Directions ▸ Filter the records below and copy every line containing the word "Fertility".

::::

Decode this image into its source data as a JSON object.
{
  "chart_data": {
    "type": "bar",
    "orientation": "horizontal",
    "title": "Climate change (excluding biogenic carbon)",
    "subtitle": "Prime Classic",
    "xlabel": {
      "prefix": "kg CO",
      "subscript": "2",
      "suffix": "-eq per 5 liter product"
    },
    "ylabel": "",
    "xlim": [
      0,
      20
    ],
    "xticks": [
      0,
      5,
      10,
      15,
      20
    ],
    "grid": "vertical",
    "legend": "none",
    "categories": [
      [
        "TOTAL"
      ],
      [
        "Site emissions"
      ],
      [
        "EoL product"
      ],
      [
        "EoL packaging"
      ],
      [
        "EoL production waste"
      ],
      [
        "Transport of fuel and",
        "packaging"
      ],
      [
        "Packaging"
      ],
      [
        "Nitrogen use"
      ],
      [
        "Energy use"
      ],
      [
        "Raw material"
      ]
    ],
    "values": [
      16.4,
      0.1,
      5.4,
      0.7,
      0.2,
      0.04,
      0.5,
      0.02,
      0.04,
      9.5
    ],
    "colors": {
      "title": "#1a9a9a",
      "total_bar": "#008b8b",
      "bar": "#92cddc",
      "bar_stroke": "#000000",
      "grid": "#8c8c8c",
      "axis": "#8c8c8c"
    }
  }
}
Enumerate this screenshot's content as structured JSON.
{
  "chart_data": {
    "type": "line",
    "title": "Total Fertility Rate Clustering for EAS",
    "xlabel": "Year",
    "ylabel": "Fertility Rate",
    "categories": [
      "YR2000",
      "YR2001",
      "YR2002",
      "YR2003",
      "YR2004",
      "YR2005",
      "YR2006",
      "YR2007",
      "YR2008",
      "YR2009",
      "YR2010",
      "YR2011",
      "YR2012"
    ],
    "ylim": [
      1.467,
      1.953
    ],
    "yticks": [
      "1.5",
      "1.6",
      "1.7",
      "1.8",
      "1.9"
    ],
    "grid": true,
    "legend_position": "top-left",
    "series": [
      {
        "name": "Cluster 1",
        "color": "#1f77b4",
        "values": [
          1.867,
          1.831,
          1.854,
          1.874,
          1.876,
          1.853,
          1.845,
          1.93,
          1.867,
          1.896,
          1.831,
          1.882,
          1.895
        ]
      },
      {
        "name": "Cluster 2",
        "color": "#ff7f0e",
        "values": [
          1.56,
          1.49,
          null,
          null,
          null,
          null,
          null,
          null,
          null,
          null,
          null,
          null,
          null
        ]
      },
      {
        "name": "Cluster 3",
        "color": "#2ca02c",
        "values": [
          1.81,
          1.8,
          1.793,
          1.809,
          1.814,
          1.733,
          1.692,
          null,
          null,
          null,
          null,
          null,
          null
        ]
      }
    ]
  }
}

::::

Final result ▸
    "title": "Total Fertility Rate Clustering for EAS",
    "ylabel": "Fertility Rate",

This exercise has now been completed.